▸ Task to complete
In the entries below, count every line with the string "spécialisée". State the count and nothing else.
•••
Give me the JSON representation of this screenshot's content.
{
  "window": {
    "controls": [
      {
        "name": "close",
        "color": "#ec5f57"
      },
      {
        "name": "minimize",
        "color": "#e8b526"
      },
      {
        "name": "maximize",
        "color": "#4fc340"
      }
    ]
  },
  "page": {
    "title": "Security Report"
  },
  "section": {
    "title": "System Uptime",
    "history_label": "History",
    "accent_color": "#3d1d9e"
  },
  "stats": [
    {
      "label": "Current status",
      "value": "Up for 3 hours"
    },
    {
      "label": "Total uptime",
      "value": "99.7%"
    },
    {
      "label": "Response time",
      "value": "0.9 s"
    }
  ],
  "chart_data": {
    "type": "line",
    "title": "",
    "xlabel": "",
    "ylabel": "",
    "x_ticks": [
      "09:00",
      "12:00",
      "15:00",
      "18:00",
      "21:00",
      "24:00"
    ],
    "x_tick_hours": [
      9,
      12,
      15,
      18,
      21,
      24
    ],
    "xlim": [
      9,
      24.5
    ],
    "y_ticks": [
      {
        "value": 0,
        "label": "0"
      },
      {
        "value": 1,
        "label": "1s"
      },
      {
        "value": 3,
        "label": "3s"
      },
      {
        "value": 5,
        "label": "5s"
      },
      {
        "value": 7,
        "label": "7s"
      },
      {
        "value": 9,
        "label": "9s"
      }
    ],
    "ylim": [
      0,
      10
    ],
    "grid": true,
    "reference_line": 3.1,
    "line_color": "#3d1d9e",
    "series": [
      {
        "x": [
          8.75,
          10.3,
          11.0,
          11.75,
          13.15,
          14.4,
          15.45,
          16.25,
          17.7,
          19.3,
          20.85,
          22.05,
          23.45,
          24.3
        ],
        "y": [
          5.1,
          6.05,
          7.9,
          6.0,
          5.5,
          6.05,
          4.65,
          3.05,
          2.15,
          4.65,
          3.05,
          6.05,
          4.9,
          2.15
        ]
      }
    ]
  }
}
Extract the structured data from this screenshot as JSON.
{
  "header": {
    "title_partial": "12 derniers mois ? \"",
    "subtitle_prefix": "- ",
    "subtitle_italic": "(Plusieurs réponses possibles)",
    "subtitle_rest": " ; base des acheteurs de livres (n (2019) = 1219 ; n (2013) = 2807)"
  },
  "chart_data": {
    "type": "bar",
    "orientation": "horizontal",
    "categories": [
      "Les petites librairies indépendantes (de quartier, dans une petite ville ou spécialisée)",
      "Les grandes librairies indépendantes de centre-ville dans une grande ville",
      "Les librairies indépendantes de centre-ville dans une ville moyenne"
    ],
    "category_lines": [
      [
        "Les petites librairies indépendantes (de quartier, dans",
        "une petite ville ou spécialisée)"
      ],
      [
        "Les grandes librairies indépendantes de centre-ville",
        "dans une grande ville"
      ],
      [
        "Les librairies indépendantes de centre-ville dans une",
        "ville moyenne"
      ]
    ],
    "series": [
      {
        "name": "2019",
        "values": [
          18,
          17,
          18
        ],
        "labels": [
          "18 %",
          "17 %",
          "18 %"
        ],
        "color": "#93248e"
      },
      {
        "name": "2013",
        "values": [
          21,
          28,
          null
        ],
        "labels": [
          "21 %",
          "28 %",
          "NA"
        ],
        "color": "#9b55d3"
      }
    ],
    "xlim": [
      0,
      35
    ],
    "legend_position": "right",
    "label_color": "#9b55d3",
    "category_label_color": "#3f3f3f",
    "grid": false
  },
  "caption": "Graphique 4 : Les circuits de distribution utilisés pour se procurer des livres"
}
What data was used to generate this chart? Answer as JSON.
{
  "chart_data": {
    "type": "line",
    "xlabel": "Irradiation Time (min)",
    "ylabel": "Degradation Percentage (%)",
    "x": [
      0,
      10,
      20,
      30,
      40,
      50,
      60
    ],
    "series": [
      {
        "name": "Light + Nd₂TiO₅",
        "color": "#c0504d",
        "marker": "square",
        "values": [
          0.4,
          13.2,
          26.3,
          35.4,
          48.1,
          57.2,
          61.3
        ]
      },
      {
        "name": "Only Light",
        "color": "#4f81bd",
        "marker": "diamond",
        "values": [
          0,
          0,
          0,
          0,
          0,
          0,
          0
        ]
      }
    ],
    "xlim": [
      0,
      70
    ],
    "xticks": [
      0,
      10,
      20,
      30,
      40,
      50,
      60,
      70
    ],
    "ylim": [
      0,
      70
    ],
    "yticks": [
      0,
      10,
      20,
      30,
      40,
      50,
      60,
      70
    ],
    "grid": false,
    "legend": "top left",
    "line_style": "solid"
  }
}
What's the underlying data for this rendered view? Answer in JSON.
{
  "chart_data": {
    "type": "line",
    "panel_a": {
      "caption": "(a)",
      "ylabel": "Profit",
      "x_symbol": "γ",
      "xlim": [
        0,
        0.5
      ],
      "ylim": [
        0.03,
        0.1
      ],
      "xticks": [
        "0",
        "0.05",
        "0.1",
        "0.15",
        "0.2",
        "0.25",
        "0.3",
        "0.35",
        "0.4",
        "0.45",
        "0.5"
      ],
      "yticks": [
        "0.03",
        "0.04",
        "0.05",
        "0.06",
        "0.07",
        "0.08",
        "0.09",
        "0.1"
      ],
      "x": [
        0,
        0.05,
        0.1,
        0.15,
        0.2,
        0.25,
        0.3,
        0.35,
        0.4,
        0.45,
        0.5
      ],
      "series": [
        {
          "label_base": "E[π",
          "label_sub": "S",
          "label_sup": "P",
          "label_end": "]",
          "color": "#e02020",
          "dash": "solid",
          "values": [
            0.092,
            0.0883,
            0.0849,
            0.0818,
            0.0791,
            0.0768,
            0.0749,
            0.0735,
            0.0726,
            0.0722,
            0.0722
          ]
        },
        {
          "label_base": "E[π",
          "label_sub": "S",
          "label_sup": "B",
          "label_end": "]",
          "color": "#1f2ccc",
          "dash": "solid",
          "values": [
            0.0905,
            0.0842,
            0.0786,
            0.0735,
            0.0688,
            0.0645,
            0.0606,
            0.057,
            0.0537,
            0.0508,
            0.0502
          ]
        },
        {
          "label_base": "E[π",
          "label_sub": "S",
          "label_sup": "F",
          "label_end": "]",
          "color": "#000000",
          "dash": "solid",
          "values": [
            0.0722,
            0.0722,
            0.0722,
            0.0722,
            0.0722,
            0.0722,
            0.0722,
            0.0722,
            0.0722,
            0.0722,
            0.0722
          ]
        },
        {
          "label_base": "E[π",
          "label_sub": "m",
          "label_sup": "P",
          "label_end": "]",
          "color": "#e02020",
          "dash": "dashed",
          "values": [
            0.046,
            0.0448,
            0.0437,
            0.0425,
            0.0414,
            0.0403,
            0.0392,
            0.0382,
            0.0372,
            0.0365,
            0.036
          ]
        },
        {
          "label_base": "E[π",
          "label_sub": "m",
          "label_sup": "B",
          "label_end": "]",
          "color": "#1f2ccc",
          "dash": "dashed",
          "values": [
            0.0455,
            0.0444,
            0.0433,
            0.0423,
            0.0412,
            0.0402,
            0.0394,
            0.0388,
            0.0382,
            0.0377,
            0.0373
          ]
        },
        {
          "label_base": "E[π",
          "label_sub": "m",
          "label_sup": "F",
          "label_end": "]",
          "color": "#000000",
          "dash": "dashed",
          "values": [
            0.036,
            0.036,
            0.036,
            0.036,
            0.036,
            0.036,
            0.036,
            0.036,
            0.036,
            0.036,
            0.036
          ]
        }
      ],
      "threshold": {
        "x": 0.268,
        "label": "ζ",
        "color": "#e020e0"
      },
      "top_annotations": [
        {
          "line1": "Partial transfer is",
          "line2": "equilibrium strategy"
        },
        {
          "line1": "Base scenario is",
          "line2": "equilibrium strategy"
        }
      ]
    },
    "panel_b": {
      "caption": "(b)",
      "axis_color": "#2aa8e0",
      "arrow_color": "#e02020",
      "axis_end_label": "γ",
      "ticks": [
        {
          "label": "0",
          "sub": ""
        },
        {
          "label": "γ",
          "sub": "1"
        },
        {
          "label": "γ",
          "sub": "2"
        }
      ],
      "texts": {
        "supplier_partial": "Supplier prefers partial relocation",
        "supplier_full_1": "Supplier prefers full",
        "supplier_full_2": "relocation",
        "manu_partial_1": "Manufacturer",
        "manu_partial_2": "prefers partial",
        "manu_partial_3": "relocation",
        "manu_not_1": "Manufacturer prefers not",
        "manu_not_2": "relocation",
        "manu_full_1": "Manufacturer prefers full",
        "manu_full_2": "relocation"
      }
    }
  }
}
•••
▸ Solution
2